STATED GOAL: Gather, from the listing beneath this task, every line holding the string "color".

EXCERPTED RECORDS:
□ □ □

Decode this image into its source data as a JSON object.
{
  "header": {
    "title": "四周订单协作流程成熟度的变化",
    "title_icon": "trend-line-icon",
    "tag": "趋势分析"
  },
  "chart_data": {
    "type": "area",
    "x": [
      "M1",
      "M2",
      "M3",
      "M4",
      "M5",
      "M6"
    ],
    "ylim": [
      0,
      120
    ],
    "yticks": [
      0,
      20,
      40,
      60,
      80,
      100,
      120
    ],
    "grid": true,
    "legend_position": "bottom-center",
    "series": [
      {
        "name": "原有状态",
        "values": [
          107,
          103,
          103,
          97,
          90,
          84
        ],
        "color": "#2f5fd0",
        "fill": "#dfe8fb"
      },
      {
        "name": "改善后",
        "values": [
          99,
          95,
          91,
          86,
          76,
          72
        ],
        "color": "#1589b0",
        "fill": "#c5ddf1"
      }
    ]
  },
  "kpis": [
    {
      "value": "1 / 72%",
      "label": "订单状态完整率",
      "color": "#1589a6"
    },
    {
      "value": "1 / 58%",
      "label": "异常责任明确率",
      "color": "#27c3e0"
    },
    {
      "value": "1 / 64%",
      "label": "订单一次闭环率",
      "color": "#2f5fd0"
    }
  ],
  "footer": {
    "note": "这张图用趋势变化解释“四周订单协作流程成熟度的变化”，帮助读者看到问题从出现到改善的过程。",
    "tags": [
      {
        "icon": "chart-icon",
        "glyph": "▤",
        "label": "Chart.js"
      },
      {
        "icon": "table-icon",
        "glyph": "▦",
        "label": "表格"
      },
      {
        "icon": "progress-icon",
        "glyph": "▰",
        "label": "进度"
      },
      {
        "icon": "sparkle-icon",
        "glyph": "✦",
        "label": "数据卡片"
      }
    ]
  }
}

□ □ □

TASK ANSWER:
        "color": "#2f5fd0",
        "color": "#1589b0",
      "color": "#1589a6"
      "color": "#27c3e0"
      "color": "#2f5fd0"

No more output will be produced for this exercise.